• _Work to be completed_:
Count every line that has the word "http". Give the number, without anything more.

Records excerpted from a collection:
— Start —
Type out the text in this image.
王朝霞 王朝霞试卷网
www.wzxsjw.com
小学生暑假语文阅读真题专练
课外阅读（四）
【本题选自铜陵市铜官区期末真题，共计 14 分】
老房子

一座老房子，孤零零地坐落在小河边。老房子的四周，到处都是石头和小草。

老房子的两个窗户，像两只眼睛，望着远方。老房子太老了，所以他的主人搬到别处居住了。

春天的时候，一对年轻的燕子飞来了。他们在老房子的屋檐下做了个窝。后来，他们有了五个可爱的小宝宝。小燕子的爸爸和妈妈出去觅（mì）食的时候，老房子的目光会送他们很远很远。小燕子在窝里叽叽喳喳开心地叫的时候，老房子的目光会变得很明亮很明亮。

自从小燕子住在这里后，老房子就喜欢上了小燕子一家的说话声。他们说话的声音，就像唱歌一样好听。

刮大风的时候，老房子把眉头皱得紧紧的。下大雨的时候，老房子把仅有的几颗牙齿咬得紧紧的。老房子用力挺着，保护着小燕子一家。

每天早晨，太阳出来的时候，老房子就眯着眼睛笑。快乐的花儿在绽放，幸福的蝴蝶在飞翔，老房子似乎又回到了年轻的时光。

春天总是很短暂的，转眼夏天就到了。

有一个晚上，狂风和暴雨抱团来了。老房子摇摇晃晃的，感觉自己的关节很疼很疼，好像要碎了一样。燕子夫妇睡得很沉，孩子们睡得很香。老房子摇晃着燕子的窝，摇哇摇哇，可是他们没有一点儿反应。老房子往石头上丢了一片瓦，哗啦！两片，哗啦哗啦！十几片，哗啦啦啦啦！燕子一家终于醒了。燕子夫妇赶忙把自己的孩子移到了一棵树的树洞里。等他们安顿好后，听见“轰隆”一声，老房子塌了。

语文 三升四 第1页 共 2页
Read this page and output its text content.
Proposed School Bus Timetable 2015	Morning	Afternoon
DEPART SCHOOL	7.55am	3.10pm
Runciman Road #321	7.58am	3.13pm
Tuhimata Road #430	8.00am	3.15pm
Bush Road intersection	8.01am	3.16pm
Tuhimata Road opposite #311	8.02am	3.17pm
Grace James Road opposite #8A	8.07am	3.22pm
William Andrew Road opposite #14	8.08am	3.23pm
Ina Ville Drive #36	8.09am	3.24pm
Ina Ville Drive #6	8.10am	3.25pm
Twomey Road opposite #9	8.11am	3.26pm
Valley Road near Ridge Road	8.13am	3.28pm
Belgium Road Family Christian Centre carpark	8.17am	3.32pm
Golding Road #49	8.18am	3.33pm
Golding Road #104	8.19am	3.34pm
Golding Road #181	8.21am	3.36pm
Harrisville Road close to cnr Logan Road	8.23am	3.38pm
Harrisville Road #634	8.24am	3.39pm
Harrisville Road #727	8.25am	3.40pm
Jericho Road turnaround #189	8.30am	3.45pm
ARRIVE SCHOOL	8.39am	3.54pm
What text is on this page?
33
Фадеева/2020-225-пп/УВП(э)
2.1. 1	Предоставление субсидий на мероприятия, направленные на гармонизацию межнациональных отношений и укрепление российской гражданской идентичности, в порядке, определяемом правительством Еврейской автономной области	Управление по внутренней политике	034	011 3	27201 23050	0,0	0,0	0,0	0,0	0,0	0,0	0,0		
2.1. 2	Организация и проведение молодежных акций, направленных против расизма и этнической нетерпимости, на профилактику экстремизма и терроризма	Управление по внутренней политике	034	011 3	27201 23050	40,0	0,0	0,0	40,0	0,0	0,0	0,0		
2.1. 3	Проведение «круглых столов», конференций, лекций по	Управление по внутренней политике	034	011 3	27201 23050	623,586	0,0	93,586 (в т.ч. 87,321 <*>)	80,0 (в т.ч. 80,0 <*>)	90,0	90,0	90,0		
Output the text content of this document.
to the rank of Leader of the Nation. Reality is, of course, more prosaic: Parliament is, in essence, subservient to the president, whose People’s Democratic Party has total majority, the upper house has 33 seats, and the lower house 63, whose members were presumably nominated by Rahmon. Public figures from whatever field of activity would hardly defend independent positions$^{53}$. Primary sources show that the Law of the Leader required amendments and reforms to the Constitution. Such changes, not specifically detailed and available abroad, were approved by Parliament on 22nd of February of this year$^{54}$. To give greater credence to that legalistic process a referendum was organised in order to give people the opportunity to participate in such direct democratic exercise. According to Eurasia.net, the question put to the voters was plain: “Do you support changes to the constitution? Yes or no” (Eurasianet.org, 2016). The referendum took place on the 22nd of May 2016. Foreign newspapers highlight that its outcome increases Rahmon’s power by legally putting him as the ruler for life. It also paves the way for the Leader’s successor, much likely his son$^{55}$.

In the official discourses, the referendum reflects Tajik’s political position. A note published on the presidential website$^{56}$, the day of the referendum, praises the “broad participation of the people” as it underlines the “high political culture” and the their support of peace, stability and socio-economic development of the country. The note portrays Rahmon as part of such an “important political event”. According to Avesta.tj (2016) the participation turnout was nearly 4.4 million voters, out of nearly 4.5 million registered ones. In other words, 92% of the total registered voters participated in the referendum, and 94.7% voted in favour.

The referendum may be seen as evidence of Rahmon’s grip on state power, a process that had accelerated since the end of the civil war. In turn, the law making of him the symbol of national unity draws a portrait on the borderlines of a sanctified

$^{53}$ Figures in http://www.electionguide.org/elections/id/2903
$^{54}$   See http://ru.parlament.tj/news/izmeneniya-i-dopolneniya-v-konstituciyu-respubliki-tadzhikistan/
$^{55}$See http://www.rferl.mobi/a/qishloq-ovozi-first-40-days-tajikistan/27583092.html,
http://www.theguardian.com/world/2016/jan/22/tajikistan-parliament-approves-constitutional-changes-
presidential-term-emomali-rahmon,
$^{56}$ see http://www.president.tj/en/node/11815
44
— End —
• _Solved problem_:
5